## Exercise requirements
Find and copy lines holding "Cuci".

## Entries
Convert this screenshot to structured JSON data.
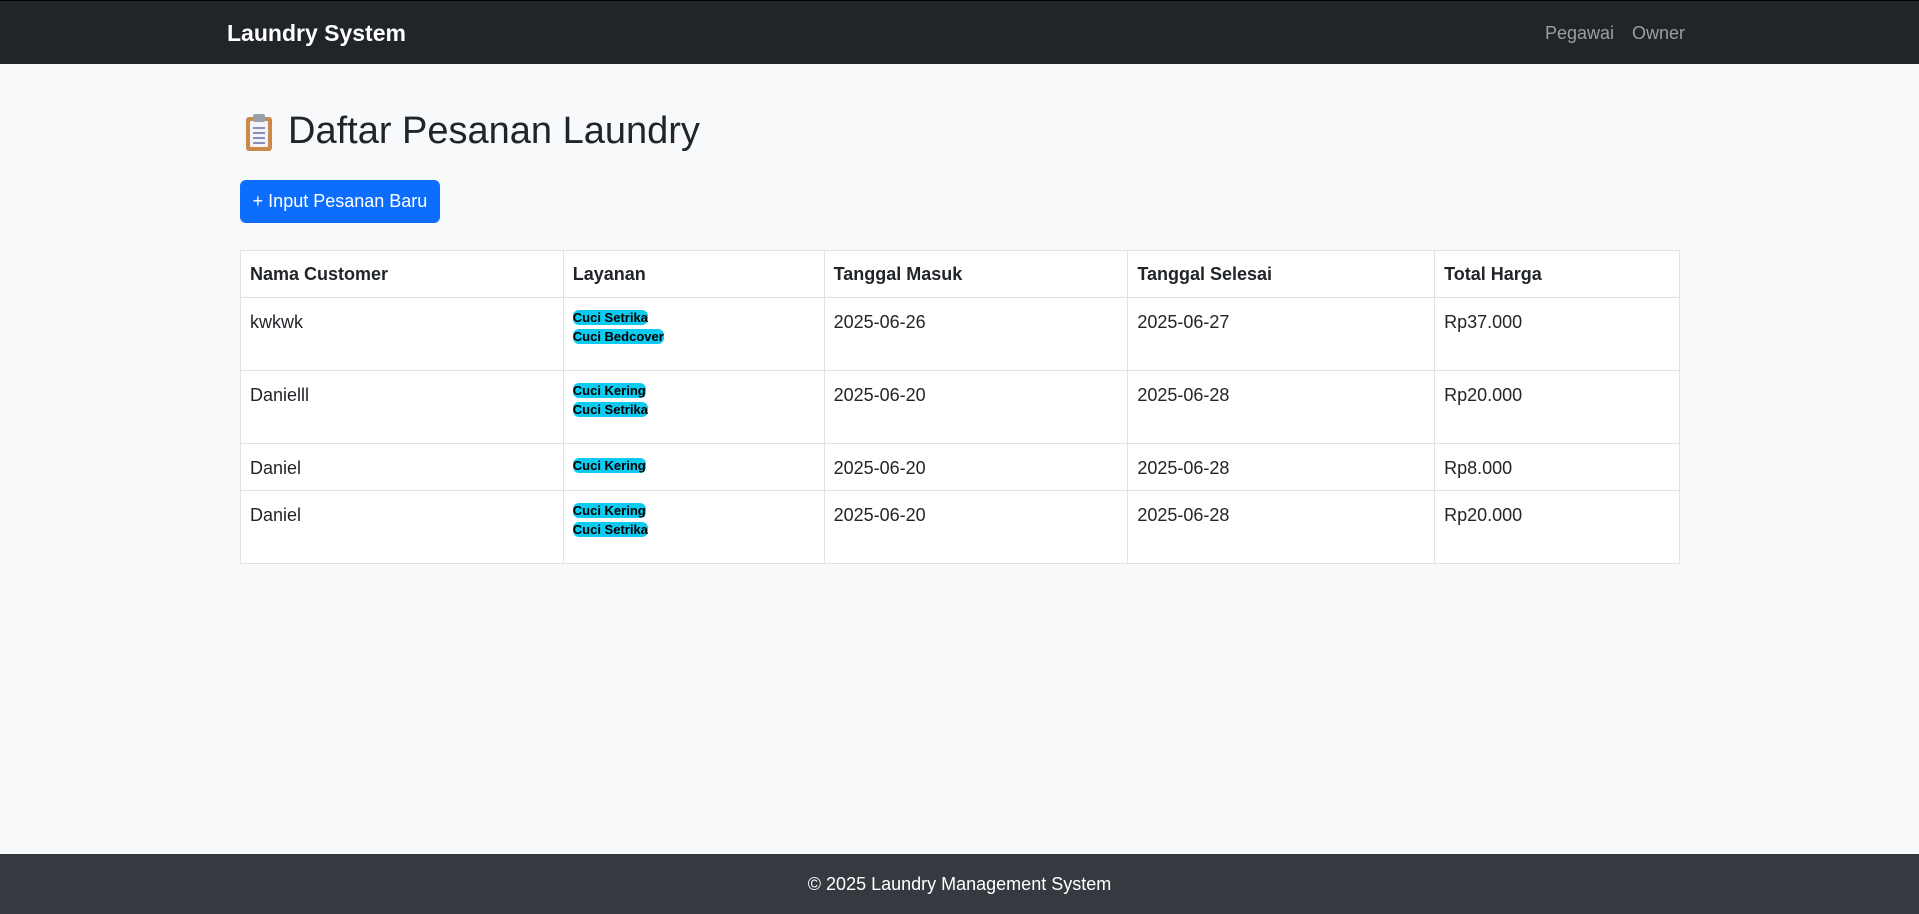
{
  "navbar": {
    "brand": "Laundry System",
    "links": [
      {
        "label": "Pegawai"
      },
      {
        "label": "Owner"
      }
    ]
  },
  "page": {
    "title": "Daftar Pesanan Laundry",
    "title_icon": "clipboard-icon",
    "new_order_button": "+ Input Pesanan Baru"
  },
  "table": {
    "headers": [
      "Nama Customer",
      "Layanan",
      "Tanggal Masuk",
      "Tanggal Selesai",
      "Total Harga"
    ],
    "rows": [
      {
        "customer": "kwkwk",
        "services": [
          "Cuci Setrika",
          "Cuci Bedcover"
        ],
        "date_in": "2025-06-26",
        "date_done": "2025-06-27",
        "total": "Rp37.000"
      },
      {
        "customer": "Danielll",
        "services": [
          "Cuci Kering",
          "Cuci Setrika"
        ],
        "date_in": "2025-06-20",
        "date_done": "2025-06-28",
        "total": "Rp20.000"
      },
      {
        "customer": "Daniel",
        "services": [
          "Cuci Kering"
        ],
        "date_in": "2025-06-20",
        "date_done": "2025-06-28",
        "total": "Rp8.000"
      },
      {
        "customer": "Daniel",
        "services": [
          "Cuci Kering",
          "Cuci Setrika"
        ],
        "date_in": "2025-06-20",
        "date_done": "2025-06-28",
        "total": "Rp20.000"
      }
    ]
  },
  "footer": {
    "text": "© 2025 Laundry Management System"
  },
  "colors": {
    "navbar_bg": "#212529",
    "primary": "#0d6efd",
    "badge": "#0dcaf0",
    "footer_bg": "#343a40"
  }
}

==

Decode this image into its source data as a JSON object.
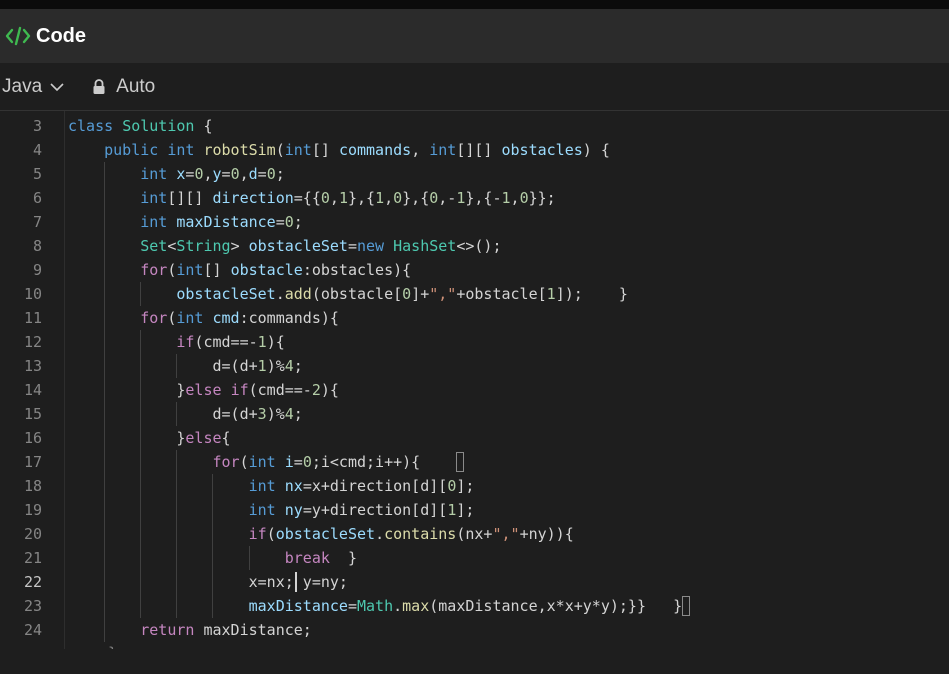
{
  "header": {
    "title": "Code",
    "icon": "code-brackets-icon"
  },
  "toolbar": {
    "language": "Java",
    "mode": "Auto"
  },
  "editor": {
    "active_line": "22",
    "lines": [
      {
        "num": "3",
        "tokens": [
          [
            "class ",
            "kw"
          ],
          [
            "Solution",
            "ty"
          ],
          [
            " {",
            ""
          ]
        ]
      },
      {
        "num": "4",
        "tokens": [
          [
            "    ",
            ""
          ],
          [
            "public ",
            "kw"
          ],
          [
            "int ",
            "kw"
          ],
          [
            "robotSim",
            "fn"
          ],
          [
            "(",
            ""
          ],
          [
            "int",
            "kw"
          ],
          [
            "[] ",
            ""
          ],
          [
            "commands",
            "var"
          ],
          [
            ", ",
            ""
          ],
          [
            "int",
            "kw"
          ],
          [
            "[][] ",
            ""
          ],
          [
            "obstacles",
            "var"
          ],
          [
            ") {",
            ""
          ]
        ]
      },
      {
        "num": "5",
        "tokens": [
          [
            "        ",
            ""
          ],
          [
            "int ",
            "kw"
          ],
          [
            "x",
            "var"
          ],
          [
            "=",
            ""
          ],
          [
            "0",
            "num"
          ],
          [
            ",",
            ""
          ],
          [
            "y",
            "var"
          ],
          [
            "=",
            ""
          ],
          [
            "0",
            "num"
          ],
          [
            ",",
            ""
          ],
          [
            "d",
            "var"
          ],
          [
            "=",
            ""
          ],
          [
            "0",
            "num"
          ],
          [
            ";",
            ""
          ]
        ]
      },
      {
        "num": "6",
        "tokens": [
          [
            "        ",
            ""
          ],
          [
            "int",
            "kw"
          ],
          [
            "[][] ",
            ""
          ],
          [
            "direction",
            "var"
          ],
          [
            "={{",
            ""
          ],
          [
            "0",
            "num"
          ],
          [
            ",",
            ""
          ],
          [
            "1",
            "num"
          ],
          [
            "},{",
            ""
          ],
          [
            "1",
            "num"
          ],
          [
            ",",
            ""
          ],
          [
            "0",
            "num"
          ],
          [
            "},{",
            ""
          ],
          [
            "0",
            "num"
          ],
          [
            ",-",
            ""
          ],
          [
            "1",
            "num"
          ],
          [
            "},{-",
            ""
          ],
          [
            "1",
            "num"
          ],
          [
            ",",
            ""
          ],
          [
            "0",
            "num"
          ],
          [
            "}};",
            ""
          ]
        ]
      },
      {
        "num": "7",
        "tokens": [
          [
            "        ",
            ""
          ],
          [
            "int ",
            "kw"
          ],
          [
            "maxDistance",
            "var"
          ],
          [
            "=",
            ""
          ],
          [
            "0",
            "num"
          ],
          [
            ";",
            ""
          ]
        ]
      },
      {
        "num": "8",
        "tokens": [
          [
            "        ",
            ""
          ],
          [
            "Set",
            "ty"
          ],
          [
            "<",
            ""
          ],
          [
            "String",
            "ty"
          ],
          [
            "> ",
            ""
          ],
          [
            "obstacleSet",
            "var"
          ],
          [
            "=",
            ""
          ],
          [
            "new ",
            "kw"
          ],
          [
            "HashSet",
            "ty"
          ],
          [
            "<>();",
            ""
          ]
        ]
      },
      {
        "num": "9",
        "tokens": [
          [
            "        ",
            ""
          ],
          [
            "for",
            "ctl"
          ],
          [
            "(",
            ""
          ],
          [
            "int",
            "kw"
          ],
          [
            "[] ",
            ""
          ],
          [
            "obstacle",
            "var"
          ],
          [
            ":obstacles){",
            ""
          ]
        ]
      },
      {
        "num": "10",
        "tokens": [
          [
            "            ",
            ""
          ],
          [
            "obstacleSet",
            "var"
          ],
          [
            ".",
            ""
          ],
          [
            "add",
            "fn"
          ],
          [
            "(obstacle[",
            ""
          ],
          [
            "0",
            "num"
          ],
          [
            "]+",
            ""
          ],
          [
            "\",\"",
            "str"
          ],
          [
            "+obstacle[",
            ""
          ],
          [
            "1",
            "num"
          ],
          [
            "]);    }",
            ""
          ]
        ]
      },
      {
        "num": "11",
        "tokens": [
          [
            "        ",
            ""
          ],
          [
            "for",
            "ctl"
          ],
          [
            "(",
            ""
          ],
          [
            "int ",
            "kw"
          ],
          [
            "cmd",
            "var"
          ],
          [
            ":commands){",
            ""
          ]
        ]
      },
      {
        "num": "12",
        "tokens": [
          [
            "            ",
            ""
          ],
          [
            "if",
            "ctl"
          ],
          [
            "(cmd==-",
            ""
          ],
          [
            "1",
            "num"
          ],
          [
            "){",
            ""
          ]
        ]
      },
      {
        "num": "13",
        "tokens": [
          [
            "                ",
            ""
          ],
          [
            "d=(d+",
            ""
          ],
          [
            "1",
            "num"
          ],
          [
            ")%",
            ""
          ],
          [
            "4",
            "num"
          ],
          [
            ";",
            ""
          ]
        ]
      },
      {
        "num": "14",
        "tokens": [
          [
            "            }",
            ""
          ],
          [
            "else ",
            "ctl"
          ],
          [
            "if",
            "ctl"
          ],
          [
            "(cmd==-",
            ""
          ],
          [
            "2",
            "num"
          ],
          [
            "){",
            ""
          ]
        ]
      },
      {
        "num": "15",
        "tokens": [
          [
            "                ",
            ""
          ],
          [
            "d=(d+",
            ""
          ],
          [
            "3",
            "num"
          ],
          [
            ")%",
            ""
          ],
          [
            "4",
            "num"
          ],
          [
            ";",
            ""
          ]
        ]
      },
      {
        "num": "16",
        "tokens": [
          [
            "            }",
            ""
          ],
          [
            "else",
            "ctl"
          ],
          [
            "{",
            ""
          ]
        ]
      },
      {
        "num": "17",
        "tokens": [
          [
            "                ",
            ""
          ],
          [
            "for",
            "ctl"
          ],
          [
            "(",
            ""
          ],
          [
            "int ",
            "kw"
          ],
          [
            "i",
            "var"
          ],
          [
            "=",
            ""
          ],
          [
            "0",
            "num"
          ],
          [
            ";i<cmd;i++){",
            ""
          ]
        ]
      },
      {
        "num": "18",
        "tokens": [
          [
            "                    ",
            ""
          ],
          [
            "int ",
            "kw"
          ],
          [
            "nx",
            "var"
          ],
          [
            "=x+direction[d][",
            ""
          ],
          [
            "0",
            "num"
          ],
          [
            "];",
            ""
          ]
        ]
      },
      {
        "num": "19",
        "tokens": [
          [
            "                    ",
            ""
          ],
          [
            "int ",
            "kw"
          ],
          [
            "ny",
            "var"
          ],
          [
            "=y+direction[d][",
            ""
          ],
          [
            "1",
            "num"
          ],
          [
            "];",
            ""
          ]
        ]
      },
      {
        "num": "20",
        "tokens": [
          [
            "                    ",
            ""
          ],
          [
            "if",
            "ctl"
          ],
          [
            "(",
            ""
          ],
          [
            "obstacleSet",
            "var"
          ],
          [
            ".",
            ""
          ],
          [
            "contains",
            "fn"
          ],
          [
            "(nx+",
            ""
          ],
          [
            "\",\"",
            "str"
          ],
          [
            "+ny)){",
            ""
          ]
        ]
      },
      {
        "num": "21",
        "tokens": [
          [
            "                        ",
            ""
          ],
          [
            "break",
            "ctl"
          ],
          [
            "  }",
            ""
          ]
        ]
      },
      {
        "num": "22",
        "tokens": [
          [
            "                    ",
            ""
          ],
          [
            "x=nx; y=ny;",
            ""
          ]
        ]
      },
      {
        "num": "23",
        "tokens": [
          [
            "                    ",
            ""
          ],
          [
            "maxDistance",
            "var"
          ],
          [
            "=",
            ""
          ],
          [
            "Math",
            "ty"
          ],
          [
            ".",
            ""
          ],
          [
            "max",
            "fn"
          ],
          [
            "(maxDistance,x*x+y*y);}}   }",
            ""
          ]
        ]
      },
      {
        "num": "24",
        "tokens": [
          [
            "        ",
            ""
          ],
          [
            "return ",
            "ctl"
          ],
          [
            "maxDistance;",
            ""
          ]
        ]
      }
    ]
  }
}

---

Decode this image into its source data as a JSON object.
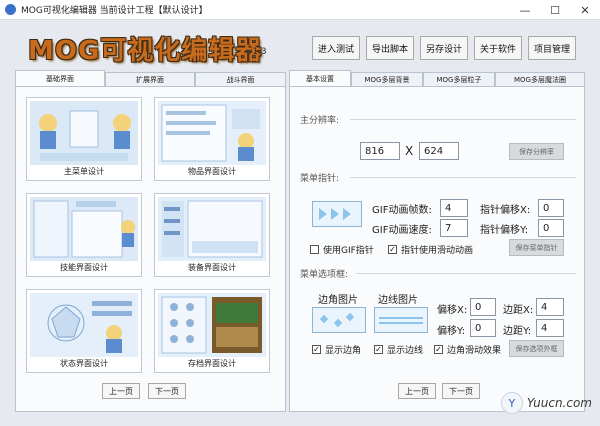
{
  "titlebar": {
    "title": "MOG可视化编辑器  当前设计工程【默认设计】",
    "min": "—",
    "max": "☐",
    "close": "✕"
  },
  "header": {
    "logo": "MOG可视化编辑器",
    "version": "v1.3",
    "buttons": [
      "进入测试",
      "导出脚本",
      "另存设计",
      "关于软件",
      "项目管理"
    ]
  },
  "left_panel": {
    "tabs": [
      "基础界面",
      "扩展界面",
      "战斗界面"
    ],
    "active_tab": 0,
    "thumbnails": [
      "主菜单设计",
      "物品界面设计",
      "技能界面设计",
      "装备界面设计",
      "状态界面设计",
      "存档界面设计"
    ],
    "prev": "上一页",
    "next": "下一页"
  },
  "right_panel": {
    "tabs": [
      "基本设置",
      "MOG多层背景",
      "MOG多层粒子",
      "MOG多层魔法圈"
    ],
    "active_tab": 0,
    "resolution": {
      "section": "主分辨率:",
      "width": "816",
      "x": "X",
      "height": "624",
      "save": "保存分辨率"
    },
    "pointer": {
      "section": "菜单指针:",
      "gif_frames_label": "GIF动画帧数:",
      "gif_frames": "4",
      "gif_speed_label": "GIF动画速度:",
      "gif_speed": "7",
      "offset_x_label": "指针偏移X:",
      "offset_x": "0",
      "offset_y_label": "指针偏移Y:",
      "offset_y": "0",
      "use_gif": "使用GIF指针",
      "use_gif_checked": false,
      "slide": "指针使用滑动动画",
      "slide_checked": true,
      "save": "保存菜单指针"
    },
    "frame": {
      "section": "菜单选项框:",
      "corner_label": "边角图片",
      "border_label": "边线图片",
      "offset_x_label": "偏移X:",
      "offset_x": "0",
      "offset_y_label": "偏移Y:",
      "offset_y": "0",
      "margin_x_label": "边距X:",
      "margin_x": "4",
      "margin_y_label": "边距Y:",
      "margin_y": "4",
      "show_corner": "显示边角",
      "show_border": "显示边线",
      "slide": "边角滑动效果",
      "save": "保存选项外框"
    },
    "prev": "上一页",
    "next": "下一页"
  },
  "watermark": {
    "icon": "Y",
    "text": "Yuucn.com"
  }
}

## Response below
          "Cuci Setrika",
          "Cuci Bedcover"
          "Cuci Kering",
          "Cuci Setrika"
          "Cuci Kering"
          "Cuci Kering",
          "Cuci Setrika"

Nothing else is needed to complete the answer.